◆ TEXTAUSZUG ◆
FDP Kreisverband Aachen-Land

Haushaltsrede von Georg K. Helg zum Städteregionshaushalt 2019, gehalten am 13. Dezember 2018

15. Dezember 2018

Fraktion der Freien Demokraten
Georg K. Helg

Haushaltsrede 2019

Es gilt das gesprochene Wort

 

Sehr geehrter Herr Städteregionsrat, liebe Kolleginnen und Kollegen, meine Damen und Herren!

Das Haushaltsrecht ist in der Demokratie das Urrecht der Parlamente.

Wie wenig den Abgeordneten der Kommunalparlamente davon heute real bleibt wird einem immer dann bewusst wenn es nach wochenlangen Beratungen an das Abfassen einer Haushaltsrede geht. Der prozentuale Anteil der frei verfügbaren Mittel, und damit unsere Gestaltungsmöglichkeiten, wird gegenüber den Pflichtaufgaben immer kleiner. Umso wichtiger ist es daher das wenige möglichst gezielt einzusetzen.

Für eine kleine Oppositionspartei stellt sich dabei immer wieder die Frage: Sagen wir einfach zu allem nein oder bemühen wir uns in Gesprächen mit den Mehrheitsfraktionen zumindest einen Teil auch unserer Vorstellungen realisieren zu können.

Dabei ist selbstverständlich zu berücksichtigen, dass bereits der weitaus größte Teil der dem Haushalt zugrunde liegenden Zahlen auf Beschlüssen beruht, die wir selbst im Laufe der Jahre oder des letzten Jahres mit beschlossen haben und die von uns nach wie vor voll unterstützt werden.

Nicht zuletzt dem stets um Ausgleich bemühten Städteregionsrat ist es zu danken, dass Opposition nicht nur Mist ist. So konnten auch wir Liberalen in der Vergangenheit für manche unserer Ideen Mehrheiten gewinnen. Ich nenne nur ein für uns besonders wichtiges Beispiel: Aus dem Landesprogramm "Gute Schule 2020" 40 Prozent der Mittel für die Digitalisierung der Schulen aufzuwenden. Auch in der gemeinsamen Strukturkommission konnten wir auf Augenhöhe mit den Mehrheitsfraktionen und der SPD mit dafür sorgen, den Haushalt von einer ganzen Reihe unserer Meinung nach entbehrlicher Ausgaben zu entlasten.

Auf dieser Grundlage war es für meine Fraktion nur logisch den im Vorjahr begonnenen Weg fortzusetzen und im Austausch mit der Mehrheit auch etwas liberalen Zucker auf die Haushaltstorte zu streuen.

Uns ging es dabei vor allem um drei Schwerpunkte:

  1. Wirtschafts- und Wissenschaftsförderung im Verbund mit dem Strukturwandel
  2. Soziales mit dem Schwerpunkt Langzeitarbeitslosigkeit
  3. Digitalisierung

Zu 1 zitiere ich unseren Mann in Düsseldorf: Dr. Werner Pfeil: Eine der großen Herausforderungen unserer Region ist der Strukturwandel.

◆ AUFGABEN ◆
A: Welche drei Schwerpunkte nennt die Haushaltsrede oben für die Fraktion? Zähle sie vollständig auf.
B: Führe die Haushaltsrede ab ihrem letzten Satz mit einigen Sätzen weiter.

◆ GEGEBENE DATEN ◆
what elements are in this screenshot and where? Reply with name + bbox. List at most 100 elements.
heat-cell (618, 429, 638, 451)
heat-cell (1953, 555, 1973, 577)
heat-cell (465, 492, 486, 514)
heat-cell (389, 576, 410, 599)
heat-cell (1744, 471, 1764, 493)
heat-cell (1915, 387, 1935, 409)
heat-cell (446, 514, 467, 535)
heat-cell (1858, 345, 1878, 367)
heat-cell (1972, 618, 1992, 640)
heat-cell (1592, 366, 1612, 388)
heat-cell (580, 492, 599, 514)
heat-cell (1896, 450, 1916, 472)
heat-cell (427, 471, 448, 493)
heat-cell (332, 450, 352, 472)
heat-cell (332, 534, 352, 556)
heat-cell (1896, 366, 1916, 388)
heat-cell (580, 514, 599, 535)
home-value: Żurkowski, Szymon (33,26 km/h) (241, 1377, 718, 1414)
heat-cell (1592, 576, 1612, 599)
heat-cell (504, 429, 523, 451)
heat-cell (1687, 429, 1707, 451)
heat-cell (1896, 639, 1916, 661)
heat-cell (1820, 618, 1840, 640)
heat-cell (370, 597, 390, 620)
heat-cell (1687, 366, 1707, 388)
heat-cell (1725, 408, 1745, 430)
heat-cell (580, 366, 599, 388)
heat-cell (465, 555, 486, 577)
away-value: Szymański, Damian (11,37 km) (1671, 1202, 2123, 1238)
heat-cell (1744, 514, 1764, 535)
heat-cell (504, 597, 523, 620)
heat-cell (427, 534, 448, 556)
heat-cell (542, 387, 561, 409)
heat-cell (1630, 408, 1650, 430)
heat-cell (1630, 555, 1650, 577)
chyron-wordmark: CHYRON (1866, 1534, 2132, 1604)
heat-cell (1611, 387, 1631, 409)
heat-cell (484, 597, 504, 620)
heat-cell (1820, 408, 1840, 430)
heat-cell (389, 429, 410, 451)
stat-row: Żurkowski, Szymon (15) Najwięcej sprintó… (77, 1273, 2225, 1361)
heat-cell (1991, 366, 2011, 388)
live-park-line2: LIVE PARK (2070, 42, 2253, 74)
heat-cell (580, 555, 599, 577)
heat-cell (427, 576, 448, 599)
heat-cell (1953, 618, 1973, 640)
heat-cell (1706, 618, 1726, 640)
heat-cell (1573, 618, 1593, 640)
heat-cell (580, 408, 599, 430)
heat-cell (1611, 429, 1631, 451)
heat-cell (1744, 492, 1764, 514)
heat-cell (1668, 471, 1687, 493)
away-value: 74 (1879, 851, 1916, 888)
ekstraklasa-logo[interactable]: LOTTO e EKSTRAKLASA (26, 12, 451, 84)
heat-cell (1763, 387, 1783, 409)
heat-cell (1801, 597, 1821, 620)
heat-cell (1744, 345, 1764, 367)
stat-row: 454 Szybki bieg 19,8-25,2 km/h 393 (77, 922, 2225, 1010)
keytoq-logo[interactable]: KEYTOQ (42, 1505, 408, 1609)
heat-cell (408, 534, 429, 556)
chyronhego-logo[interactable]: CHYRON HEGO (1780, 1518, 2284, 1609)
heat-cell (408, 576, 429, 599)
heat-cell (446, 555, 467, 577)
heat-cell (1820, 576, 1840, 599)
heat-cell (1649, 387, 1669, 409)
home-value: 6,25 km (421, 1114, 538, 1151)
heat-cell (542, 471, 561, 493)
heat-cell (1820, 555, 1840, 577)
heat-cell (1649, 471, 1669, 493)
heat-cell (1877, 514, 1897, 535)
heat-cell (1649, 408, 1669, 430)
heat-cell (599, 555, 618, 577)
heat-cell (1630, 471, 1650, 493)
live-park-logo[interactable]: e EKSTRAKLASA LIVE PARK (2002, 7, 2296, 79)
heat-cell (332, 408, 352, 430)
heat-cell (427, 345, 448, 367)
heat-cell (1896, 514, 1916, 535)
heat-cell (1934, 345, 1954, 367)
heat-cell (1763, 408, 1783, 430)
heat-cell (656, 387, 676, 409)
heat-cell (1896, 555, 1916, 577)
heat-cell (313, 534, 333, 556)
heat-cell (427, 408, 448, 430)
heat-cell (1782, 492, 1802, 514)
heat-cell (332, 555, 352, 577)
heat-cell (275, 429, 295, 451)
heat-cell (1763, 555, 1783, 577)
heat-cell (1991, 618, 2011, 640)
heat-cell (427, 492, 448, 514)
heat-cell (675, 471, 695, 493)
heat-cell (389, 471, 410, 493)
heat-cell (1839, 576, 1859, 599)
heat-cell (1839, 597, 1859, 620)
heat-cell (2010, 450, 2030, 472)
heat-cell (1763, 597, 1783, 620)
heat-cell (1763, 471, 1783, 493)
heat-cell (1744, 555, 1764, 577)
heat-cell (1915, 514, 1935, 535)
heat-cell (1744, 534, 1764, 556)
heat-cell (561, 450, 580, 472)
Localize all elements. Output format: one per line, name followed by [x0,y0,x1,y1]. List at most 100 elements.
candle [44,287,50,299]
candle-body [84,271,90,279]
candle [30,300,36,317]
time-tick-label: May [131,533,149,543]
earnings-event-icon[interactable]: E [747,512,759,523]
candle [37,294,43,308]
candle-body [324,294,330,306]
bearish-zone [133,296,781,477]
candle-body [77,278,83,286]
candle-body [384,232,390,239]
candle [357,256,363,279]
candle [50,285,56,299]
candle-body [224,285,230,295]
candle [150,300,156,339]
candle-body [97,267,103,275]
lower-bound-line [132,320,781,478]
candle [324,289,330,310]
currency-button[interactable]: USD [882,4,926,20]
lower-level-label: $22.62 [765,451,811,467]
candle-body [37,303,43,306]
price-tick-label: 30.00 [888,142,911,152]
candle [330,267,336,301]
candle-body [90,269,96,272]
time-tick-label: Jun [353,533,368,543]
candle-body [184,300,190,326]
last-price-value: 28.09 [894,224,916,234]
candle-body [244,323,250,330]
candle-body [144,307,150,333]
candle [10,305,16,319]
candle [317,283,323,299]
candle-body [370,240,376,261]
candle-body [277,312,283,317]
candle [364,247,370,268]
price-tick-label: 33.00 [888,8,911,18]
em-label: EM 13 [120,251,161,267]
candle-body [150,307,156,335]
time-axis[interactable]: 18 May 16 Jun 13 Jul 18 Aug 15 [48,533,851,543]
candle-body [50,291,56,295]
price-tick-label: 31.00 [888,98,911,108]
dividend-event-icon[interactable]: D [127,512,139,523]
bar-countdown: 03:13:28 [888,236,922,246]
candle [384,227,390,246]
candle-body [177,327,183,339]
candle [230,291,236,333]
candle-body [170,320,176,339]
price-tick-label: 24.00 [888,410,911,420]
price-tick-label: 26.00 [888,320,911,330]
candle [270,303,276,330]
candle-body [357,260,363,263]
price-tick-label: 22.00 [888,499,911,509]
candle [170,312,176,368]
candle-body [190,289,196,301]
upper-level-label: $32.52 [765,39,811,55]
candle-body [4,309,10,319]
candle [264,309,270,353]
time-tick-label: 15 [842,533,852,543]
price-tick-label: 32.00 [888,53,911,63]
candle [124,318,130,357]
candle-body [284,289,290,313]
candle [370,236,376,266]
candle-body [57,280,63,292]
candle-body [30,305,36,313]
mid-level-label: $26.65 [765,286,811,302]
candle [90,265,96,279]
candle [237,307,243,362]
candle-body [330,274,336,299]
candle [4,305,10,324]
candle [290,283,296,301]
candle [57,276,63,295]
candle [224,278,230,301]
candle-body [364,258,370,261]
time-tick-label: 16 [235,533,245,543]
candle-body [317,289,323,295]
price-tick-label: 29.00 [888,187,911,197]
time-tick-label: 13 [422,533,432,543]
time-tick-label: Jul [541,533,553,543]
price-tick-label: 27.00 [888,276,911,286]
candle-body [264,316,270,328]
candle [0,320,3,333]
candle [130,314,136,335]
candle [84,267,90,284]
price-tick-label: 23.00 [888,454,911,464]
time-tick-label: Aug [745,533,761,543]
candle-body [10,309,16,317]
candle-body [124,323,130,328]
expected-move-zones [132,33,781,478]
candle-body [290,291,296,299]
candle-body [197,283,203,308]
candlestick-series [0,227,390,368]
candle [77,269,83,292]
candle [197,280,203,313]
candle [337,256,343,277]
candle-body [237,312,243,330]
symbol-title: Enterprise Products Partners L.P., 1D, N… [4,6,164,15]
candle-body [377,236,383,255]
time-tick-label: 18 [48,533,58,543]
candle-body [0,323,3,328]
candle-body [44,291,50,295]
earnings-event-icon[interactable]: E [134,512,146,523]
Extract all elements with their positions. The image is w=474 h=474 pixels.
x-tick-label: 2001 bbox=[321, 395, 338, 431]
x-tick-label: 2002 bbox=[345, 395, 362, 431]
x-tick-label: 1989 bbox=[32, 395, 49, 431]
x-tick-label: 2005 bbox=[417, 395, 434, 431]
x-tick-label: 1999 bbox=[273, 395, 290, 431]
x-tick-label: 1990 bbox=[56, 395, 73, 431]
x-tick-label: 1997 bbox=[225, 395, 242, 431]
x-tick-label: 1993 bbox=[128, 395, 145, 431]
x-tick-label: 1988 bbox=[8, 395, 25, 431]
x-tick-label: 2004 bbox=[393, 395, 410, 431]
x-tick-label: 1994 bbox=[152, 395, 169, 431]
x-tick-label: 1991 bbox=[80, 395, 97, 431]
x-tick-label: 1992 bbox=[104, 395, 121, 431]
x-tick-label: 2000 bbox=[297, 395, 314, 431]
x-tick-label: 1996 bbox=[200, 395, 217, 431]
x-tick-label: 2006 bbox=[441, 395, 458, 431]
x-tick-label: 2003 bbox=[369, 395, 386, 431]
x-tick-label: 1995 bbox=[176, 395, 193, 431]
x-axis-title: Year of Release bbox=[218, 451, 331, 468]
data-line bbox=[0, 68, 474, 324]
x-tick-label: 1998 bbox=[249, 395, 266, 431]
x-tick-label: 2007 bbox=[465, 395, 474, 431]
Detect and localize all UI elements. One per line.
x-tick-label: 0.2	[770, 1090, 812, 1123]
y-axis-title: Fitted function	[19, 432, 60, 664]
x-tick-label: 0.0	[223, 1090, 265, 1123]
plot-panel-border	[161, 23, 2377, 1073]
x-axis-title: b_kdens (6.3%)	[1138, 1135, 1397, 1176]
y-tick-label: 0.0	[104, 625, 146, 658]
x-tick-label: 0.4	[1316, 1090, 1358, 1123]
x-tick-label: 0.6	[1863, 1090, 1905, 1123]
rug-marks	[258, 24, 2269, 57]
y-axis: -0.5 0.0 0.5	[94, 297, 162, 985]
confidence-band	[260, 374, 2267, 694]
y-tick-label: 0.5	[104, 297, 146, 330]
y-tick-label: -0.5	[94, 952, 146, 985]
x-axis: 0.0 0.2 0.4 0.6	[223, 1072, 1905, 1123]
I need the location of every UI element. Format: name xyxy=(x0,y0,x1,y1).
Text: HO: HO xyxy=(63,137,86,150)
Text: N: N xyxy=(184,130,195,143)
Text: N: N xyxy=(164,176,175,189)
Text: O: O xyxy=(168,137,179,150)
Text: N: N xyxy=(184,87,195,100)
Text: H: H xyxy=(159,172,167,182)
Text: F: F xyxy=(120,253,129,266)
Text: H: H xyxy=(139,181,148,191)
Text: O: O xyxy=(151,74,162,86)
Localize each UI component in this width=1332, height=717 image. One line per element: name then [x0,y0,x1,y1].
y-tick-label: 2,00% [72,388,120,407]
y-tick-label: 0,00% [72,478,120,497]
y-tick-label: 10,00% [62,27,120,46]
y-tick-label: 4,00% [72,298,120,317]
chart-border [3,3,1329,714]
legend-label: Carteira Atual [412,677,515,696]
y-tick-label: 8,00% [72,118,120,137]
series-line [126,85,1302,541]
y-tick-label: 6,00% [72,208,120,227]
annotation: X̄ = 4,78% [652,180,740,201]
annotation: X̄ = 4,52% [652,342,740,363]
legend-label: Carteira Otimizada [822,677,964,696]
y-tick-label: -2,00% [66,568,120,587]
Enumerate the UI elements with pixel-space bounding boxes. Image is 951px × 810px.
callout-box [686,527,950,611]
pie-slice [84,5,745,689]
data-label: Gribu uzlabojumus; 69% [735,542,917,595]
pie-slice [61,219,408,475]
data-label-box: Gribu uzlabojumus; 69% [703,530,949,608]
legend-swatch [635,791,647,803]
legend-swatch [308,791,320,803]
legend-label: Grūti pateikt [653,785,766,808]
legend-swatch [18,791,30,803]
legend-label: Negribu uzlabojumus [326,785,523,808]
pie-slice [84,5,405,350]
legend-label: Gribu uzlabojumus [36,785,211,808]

◆ LÖSUNGEN ◆
A:
1. Wirtschafts- und Wissenschaftsförderung im Verbund mit dem Strukturwandel
2. Soziales mit dem Schwerpunkt Langzeitarbeitslosigkeit
3. Digitalisierung

B:
Die Mitglieder unserer Fraktion sind aktiv im Zweckverband und in der dort gegründeten Task-Force, die während der Sommerferien schon ein Projektpapier entwickelt hat.

Sie sind aber auch aktiv in der Gesellschafterversammlung der Zukunftsagentur Rheinisches Revier und im Landtag. Neben diesen guten Vorarbeiten, bei denen mögliche Umsetzungsprojekte aus den Regionen erarbeitet und vorgestellt werden, ist es jedoch auch notwendig für bereits jetzt umzusetzende Großprojekte die finanziellen Mittel zur Verfügung zu stellen, um die Planungen zügig voranzutreiben.

Andere Regionen in Deutschland entwickeln sich ebenso weiter fort, so daß wir hier nicht abwarten können, sondern mit voran gehen müssen.

Das bedeutet gerade für den EUREGIO Railport in Stolberg/Eschweiler, dass Gelder für entsprechende Planungen vorhanden sein müssen, denn hier geht es nicht nur um einen Umschlagplatz von Gütern, die von den Seehäfen in Rotterdam und Antwerpen zu uns kommen, es geht auch um Veredelung und die Ansiedlung neuer weiterer Firmen.

Das bedeutet für das Drehkreuz Weisweiler, dass hier Gelder ebenso für Planungen bereit gestellt werden müssen, um zügig die weitere Entwicklung zu begleiten.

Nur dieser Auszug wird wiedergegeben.